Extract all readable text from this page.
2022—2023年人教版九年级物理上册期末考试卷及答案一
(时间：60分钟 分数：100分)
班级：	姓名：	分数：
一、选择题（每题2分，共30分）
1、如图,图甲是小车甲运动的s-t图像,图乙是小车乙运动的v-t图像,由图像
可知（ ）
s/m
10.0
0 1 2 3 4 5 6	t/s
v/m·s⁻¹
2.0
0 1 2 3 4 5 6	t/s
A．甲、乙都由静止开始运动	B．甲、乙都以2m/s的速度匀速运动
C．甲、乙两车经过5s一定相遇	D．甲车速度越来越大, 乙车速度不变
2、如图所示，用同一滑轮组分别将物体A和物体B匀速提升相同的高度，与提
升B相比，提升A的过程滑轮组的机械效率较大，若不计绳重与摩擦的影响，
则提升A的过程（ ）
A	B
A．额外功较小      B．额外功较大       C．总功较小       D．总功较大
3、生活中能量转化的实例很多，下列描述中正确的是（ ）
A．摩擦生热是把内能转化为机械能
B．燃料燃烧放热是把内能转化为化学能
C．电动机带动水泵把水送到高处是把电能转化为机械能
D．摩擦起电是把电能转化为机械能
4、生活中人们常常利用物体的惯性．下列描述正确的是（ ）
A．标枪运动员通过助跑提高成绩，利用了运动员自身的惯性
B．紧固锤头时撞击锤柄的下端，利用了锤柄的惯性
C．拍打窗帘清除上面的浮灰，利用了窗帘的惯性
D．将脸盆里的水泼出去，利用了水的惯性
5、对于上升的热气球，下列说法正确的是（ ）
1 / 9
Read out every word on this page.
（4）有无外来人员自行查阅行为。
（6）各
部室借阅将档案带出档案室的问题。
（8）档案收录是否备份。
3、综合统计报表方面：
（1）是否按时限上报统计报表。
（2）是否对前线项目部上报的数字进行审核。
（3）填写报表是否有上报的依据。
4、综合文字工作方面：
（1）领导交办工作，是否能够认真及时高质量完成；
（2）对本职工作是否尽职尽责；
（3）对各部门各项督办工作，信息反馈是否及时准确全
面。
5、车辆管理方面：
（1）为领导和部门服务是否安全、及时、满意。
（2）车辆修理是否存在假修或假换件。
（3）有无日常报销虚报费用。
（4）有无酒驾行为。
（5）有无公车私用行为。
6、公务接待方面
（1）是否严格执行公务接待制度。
####
Copy out every line from the one containing "Read out every word on this page." to the end of the material, both ends included.

- [Full solution]:
Read out every word on this page.
（4）有无外来人员自行查阅行为。
（6）各
部室借阅将档案带出档案室的问题。
（8）档案收录是否备份。
3、综合统计报表方面：
（1）是否按时限上报统计报表。
（2）是否对前线项目部上报的数字进行审核。
（3）填写报表是否有上报的依据。
4、综合文字工作方面：
（1）领导交办工作，是否能够认真及时高质量完成；
（2）对本职工作是否尽职尽责；
（3）对各部门各项督办工作，信息反馈是否及时准确全
面。
5、车辆管理方面：
（1）为领导和部门服务是否安全、及时、满意。
（2）车辆修理是否存在假修或假换件。
（3）有无日常报销虚报费用。
（4）有无酒驾行为。
（5）有无公车私用行为。
6、公务接待方面
（1）是否严格执行公务接待制度。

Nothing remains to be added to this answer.